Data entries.
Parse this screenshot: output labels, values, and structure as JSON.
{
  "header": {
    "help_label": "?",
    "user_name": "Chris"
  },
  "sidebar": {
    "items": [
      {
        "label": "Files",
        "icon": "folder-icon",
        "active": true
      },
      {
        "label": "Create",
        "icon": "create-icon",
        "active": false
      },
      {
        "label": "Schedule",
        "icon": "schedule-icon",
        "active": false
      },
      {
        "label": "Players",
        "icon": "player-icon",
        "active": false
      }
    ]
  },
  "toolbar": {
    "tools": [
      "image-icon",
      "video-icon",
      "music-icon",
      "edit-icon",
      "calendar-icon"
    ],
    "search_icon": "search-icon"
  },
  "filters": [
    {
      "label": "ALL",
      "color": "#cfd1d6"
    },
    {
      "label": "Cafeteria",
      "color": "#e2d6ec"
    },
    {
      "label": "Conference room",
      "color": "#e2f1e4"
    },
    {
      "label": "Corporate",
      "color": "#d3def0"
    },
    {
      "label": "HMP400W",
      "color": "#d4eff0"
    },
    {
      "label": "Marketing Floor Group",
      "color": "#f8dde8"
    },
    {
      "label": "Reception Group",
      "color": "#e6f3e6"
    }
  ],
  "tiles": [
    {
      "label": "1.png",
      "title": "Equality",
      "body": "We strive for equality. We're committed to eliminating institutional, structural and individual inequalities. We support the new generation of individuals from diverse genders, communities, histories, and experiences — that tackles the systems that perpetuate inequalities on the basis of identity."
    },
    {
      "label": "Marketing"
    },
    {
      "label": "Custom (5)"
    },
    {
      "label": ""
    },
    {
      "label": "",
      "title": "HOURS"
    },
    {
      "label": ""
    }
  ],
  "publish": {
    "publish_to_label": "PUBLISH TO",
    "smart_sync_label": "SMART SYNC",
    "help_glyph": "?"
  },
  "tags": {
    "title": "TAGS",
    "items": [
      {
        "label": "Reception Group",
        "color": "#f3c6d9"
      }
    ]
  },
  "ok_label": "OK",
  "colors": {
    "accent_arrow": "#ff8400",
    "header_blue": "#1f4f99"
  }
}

DIRECTION.
All lines above containing the string "Marketing" are to be collected.

EXPECTED ANSWER.
      "label": "Marketing Floor Group",
      "label": "Marketing"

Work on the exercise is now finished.